Keep only the lines of the listing that include the word "образование", and copy them.

_ _ _ _

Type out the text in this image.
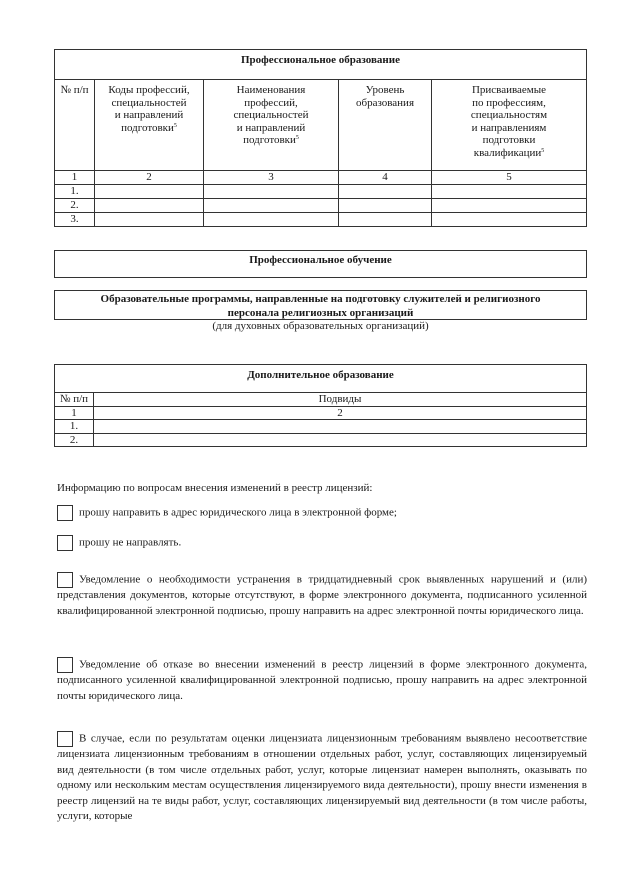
Профессиональное образование				
№ п/п	Коды профессий,
специальностей
и направлений
подготовки$^5$	Наименования
профессий,
специальностей
и направлений
подготовки$^5$	Уровень
образования	Присваиваемые
по профессиям,
специальностям
и направлениям
подготовки
квалификации$^5$
1	2	3	4	5
1.				
2.				
3.				
Профессиональное обучение
Образовательные программы, направленные на подготовку служителей и религиозного
персонала религиозных организаций
(для духовных образовательных организаций)
Дополнительное образование	
№ п/п	Подвиды
1	2
1.	
2.	
Информацию по вопросам внесения изменений в реестр лицензий:
прошу направить в адрес юридического лица в электронной форме;
прошу не направлять.
Уведомление о необходимости устранения в тридцатидневный срок выявленных нарушений и (или) представления документов, которые отсутствуют, в форме электронного документа, подписанного усиленной квалифицированной электронной подписью, прошу направить на адрес электронной почты юридического лица.
Уведомление об отказе во внесении изменений в реестр лицензий в форме электронного документа, подписанного усиленной квалифицированной электронной подписью, прошу направить на адрес электронной почты юридического лица.
В случае, если по результатам оценки лицензиата лицензионным требованиям выявлено несоответствие лицензиата лицензионным требованиям в отношении отдельных работ, услуг, составляющих лицензируемый вид деятельности (в том числе отдельных работ, услуг, которые лицензиат намерен выполнять, оказывать по одному или нескольким местам осуществления лицензируемого вида деятельности), прошу внести изменения в реестр лицензий на те виды работ, услуг, составляющих лицензируемый вид деятельности (в том числе работы, услуги, которые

_ _ _ _

◆ RESULT OF THIS TASK ◆
Профессиональное образование				
Дополнительное образование	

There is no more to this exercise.